[Part of a data file]
▬▬▬▬▬▬

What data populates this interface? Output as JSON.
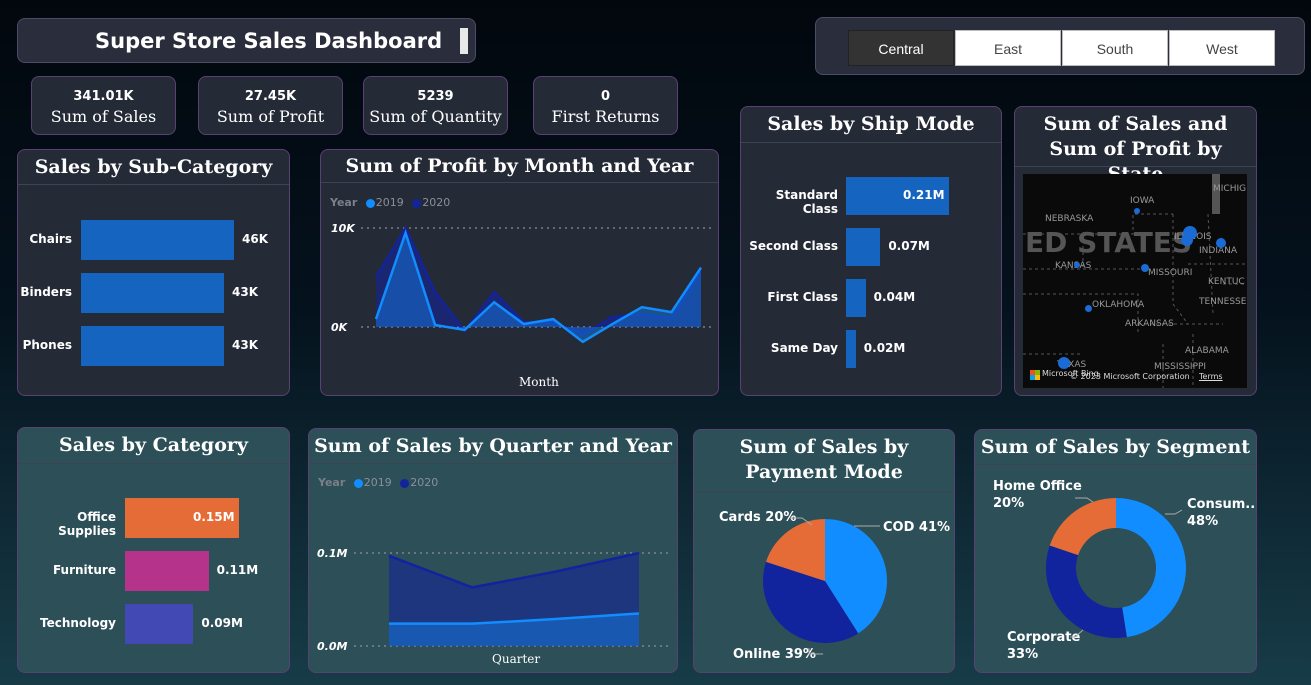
{
  "dashboard": {
    "title": "Super Store Sales Dashboard"
  },
  "region_slicer": {
    "options": [
      "Central",
      "East",
      "South",
      "West"
    ],
    "selected": "Central"
  },
  "kpis": [
    {
      "value": "341.01K",
      "label": "Sum of Sales"
    },
    {
      "value": "27.45K",
      "label": "Sum of Profit"
    },
    {
      "value": "5239",
      "label": "Sum of Quantity"
    },
    {
      "value": "0",
      "label": "First Returns"
    }
  ],
  "sub_category": {
    "title": "Sales by Sub-Category"
  },
  "profit_month": {
    "title": "Sum of Profit by Month and Year",
    "legend_title": "Year",
    "series_names": [
      "2019",
      "2020"
    ],
    "y_ticks": [
      "10K",
      "0K"
    ],
    "x_label": "Month"
  },
  "ship_mode": {
    "title": "Sales by Ship Mode"
  },
  "map": {
    "title": "Sum of Sales and Sum of Profit by State",
    "watermark": "ED STATES",
    "copyright": "© 2023 Microsoft Corporation",
    "terms": "Terms",
    "brand": "Microsoft Bing",
    "states": [
      "NEBRASKA",
      "IOWA",
      "KANSAS",
      "MISSOURI",
      "OKLAHOMA",
      "ARKANSAS",
      "TEXAS",
      "MISSISSIPPI",
      "ALABAMA",
      "TENNESSEE",
      "KENTUC",
      "INDIANA",
      "ILLINOIS",
      "MICHIG"
    ]
  },
  "category": {
    "title": "Sales by Category"
  },
  "quarter": {
    "title": "Sum of Sales by Quarter and Year",
    "legend_title": "Year",
    "series_names": [
      "2019",
      "2020"
    ],
    "y_ticks": [
      "0.1M",
      "0.0M"
    ],
    "x_label": "Quarter"
  },
  "payment": {
    "title": "Sum of Sales by Payment Mode"
  },
  "segment": {
    "title": "Sum of Sales by Segment"
  },
  "colors": {
    "bar_blue": "#1564c0",
    "series_2019": "#118dff",
    "series_2020": "#12239e",
    "orange": "#e66c37",
    "magenta": "#b6338c",
    "purple": "#4349b4"
  },
  "chart_data": [
    {
      "type": "bar",
      "orientation": "horizontal",
      "categories": [
        "Chairs",
        "Binders",
        "Phones"
      ],
      "values": [
        46000,
        43000,
        43000
      ],
      "value_labels": [
        "46K",
        "43K",
        "43K"
      ]
    },
    {
      "type": "area",
      "x": [
        1,
        2,
        3,
        4,
        5,
        6,
        7,
        8,
        9,
        10,
        11,
        12
      ],
      "series": [
        {
          "name": "2019",
          "values": [
            800,
            9500,
            200,
            -300,
            2500,
            300,
            800,
            -1500,
            300,
            2000,
            1500,
            6000
          ]
        },
        {
          "name": "2020",
          "values": [
            5000,
            10000,
            3500,
            -400,
            3500,
            500,
            500,
            -800,
            1000,
            1300,
            900,
            5600
          ]
        }
      ],
      "ylim": [
        -1500,
        10500
      ]
    },
    {
      "type": "bar",
      "orientation": "horizontal",
      "categories": [
        "Standard Class",
        "Second Class",
        "First Class",
        "Same Day"
      ],
      "values": [
        0.21,
        0.07,
        0.04,
        0.02
      ],
      "value_labels": [
        "0.21M",
        "0.07M",
        "0.04M",
        "0.02M"
      ]
    },
    {
      "type": "bar",
      "orientation": "horizontal",
      "categories": [
        "Office Supplies",
        "Furniture",
        "Technology"
      ],
      "values": [
        0.15,
        0.11,
        0.09
      ],
      "value_labels": [
        "0.15M",
        "0.11M",
        "0.09M"
      ],
      "colors": [
        "#e66c37",
        "#b6338c",
        "#4349b4"
      ]
    },
    {
      "type": "area",
      "x": [
        1,
        2,
        3,
        4
      ],
      "series": [
        {
          "name": "2019",
          "values": [
            0.024,
            0.024,
            0.029,
            0.035
          ]
        },
        {
          "name": "2020",
          "values": [
            0.097,
            0.063,
            0.08,
            0.1
          ]
        }
      ],
      "ylim": [
        0,
        0.1
      ]
    },
    {
      "type": "pie",
      "categories": [
        "COD",
        "Online",
        "Cards"
      ],
      "values": [
        41,
        39,
        20
      ],
      "labels": [
        "COD 41%",
        "Online 39%",
        "Cards 20%"
      ],
      "colors": [
        "#118dff",
        "#12239e",
        "#e66c37"
      ]
    },
    {
      "type": "pie",
      "donut": true,
      "categories": [
        "Consum...",
        "Corporate",
        "Home Office"
      ],
      "values": [
        48,
        33,
        20
      ],
      "labels": [
        "48%",
        "33%",
        "20%"
      ],
      "colors": [
        "#118dff",
        "#12239e",
        "#e66c37"
      ]
    }
  ]
}
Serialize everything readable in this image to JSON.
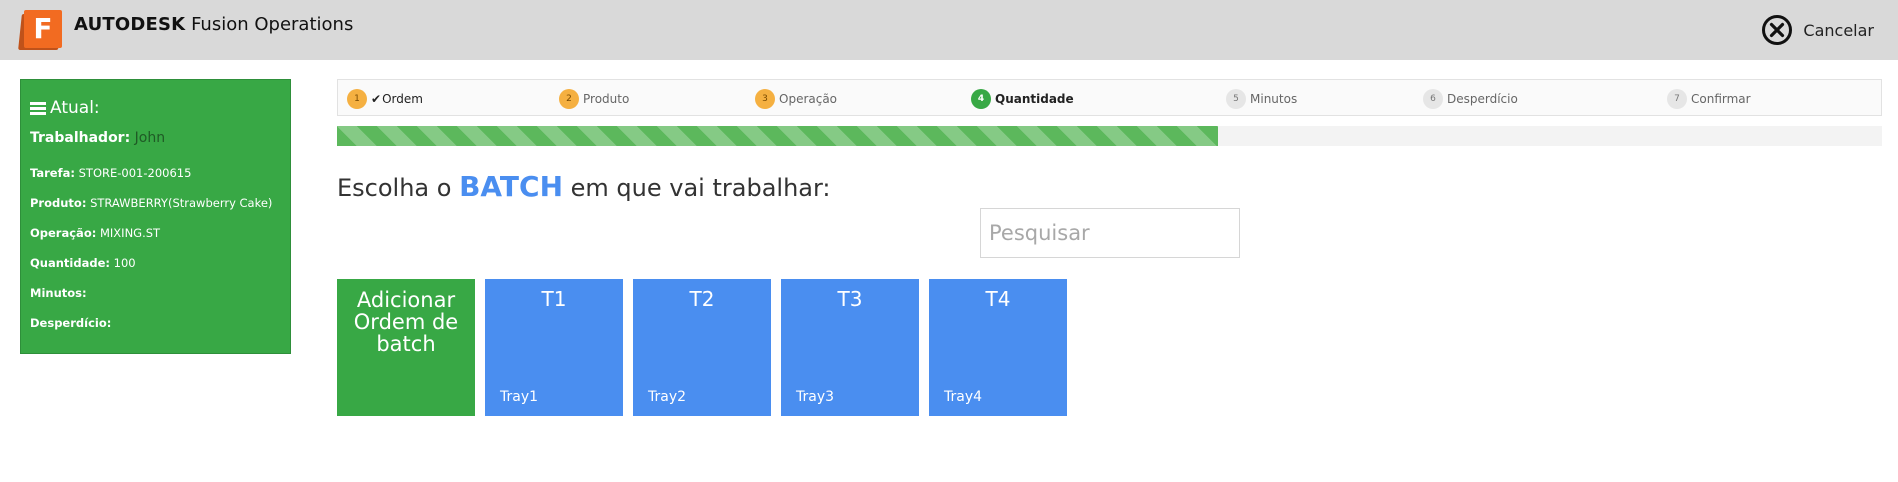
{
  "app": {
    "brand_bold": "AUTODESK",
    "brand_rest": "Fusion Operations",
    "logo_letter": "F",
    "cancel_label": "Cancelar"
  },
  "sidebar": {
    "title": "Atual:",
    "worker_label": "Trabalhador:",
    "worker_value": "John",
    "rows": [
      {
        "label": "Tarefa:",
        "value": "STORE-001-200615"
      },
      {
        "label": "Produto:",
        "value": "STRAWBERRY(Strawberry Cake)"
      },
      {
        "label": "Operação:",
        "value": "MIXING.ST"
      },
      {
        "label": "Quantidade:",
        "value": "100"
      },
      {
        "label": "Minutos:",
        "value": ""
      },
      {
        "label": "Desperdício:",
        "value": ""
      }
    ]
  },
  "steps": [
    {
      "num": "1",
      "label": "Ordem",
      "state": "done"
    },
    {
      "num": "2",
      "label": "Produto",
      "state": "done"
    },
    {
      "num": "3",
      "label": "Operação",
      "state": "done"
    },
    {
      "num": "4",
      "label": "Quantidade",
      "state": "active"
    },
    {
      "num": "5",
      "label": "Minutos",
      "state": "pending"
    },
    {
      "num": "6",
      "label": "Desperdício",
      "state": "pending"
    },
    {
      "num": "7",
      "label": "Confirmar",
      "state": "pending"
    }
  ],
  "progress": {
    "percent": 57
  },
  "heading": {
    "prefix": "Escolha o",
    "accent": "BATCH",
    "suffix": "em que vai trabalhar:"
  },
  "search": {
    "placeholder": "Pesquisar",
    "value": ""
  },
  "add_tile": {
    "label": "Adicionar Ordem de batch"
  },
  "batches": [
    {
      "title": "T1",
      "subtitle": "Tray1"
    },
    {
      "title": "T2",
      "subtitle": "Tray2"
    },
    {
      "title": "T3",
      "subtitle": "Tray3"
    },
    {
      "title": "T4",
      "subtitle": "Tray4"
    }
  ],
  "colors": {
    "green": "#38a845",
    "blue": "#4a8ef0",
    "orange": "#f5b041",
    "header_bg": "#d9d9d9"
  }
}
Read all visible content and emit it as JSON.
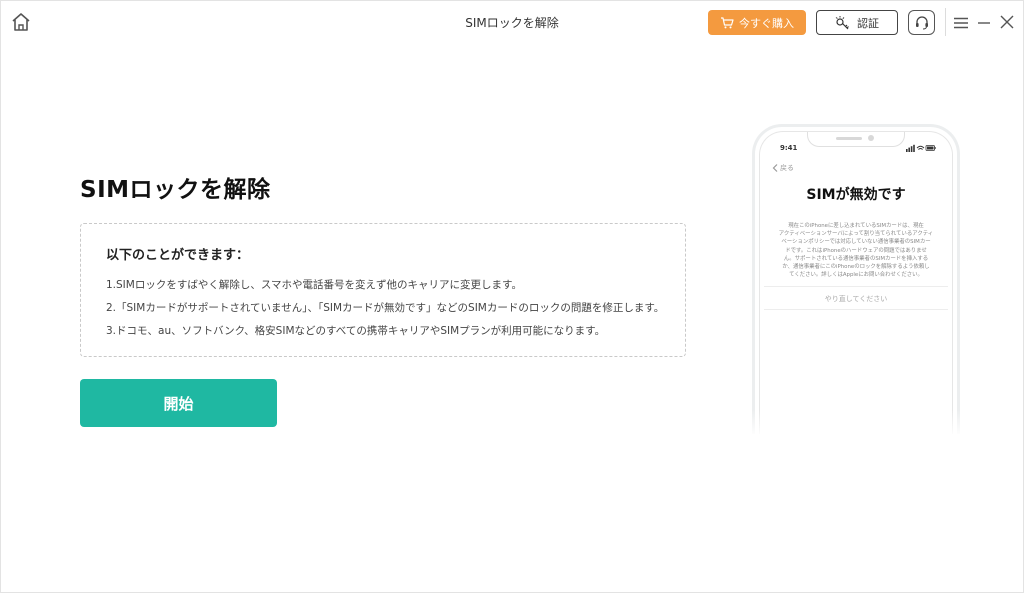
{
  "window": {
    "title": "SIMロックを解除",
    "buy_label": "今すぐ購入",
    "auth_label": "認証",
    "icons": {
      "home": "home-icon",
      "cart": "cart-icon",
      "key": "key-icon",
      "support": "headset-icon",
      "menu": "hamburger-menu-icon",
      "minimize": "minimize-icon",
      "close": "close-icon"
    },
    "colors": {
      "buy": "#f49a3f",
      "accent": "#1fb8a2"
    }
  },
  "main": {
    "title": "SIMロックを解除",
    "info_heading": "以下のことができます：",
    "features": [
      "1.SIMロックをすばやく解除し、スマホや電話番号を変えず他のキャリアに変更します。",
      "2.「SIMカードがサポートされていません」、「SIMカードが無効です」などのSIMカードのロックの問題を修正します。",
      "3.ドコモ、au、ソフトバンク、格安SIMなどのすべての携帯キャリアやSIMプランが利用可能になります。"
    ],
    "start_label": "開始"
  },
  "phone": {
    "time": "9:41",
    "back_label": "戻る",
    "title": "SIMが無効です",
    "body_lines": [
      "現在このiPhoneに差し込まれているSIMカードは、現在",
      "アクティベーションサーバによって割り当てられているアクティ",
      "ベーションポリシーでは対応していない通信事業者のSIMカー",
      "ドです。これはiPhoneのハードウェアの問題ではありませ",
      "ん。サポートされている通信事業者のSIMカードを挿入する",
      "か、通信事業者にこのiPhoneのロックを解除するよう依頼し",
      "てください。詳しくはAppleにお問い合わせください。"
    ],
    "retry_label": "やり直してください"
  }
}
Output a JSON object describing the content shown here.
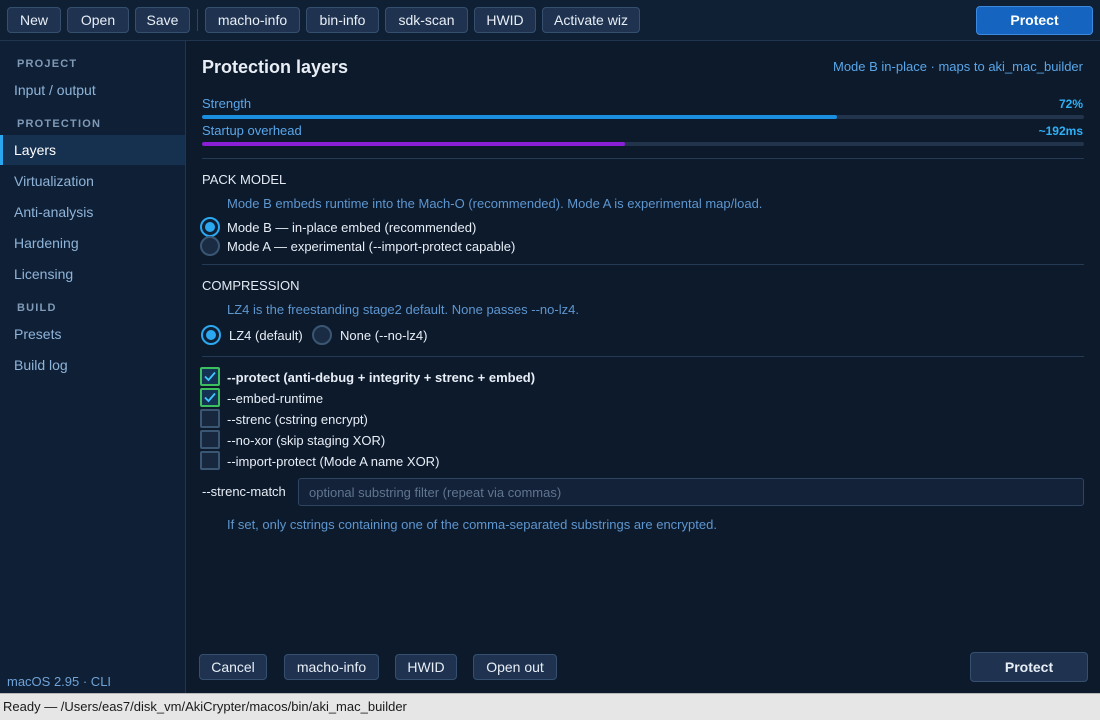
{
  "toolbar": {
    "buttons": [
      "New",
      "Open",
      "Save",
      "macho-info",
      "bin-info",
      "sdk-scan",
      "HWID",
      "Activate wiz"
    ],
    "protect_label": "Protect"
  },
  "sidebar": {
    "sections": [
      "PROJECT",
      "PROTECTION",
      "BUILD"
    ],
    "items": [
      "Input / output",
      "Layers",
      "Virtualization",
      "Anti-analysis",
      "Hardening",
      "Licensing",
      "Presets",
      "Build log"
    ],
    "active": "Layers",
    "footer": "macOS 2.95 · CLI"
  },
  "main": {
    "title": "Protection layers",
    "subtitle": "Mode B in-place · maps to aki_mac_builder",
    "meters": [
      {
        "label": "Strength",
        "value": "72%",
        "level": 0.72,
        "color": "#1a8fe0"
      },
      {
        "label": "Startup overhead",
        "value": "~192ms",
        "level": 0.48,
        "color": "#8b1fd8"
      }
    ],
    "pack_model": {
      "heading": "PACK MODEL",
      "hint": "Mode B embeds runtime into the Mach-O (recommended). Mode A is experimental map/load.",
      "options": [
        {
          "label": "Mode B — in-place embed (recommended)",
          "selected": true
        },
        {
          "label": "Mode A — experimental (--import-protect capable)",
          "selected": false
        }
      ]
    },
    "compression": {
      "heading": "COMPRESSION",
      "hint": "LZ4 is the freestanding stage2 default. None passes --no-lz4.",
      "options": [
        {
          "label": "LZ4 (default)",
          "selected": true
        },
        {
          "label": "None (--no-lz4)",
          "selected": false
        }
      ]
    },
    "flags": [
      {
        "label": "--protect (anti-debug + integrity + strenc + embed)",
        "checked": true
      },
      {
        "label": "--embed-runtime",
        "checked": true
      },
      {
        "label": "--strenc (cstring encrypt)",
        "checked": false
      },
      {
        "label": "--no-xor (skip staging XOR)",
        "checked": false
      },
      {
        "label": "--import-protect (Mode A name XOR)",
        "checked": false
      }
    ],
    "strenc_match": {
      "label": "--strenc-match",
      "value": "",
      "placeholder": "optional substring filter (repeat via commas)",
      "hint": "If set, only cstrings containing one of the comma-separated substrings are encrypted."
    }
  },
  "footer": {
    "buttons": [
      "Cancel",
      "macho-info",
      "HWID",
      "Open out"
    ],
    "protect_label": "Protect"
  },
  "status": {
    "text": "Ready — /Users/eas7/disk_vm/AkiCrypter/macos/bin/aki_mac_builder"
  }
}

▬▬▬▬▬▬

• [PROBLEM] Copy and report every line where the word "hint" is present.

• [RESULT OF THIS TASK]
      "hint": "Mode B embeds runtime into the Mach-O (recommended). Mode A is experimental map/load.",
      "hint": "LZ4 is the freestanding stage2 default. None passes --no-lz4.",
      "hint": "If set, only cstrings containing one of the comma-separated substrings are encrypted."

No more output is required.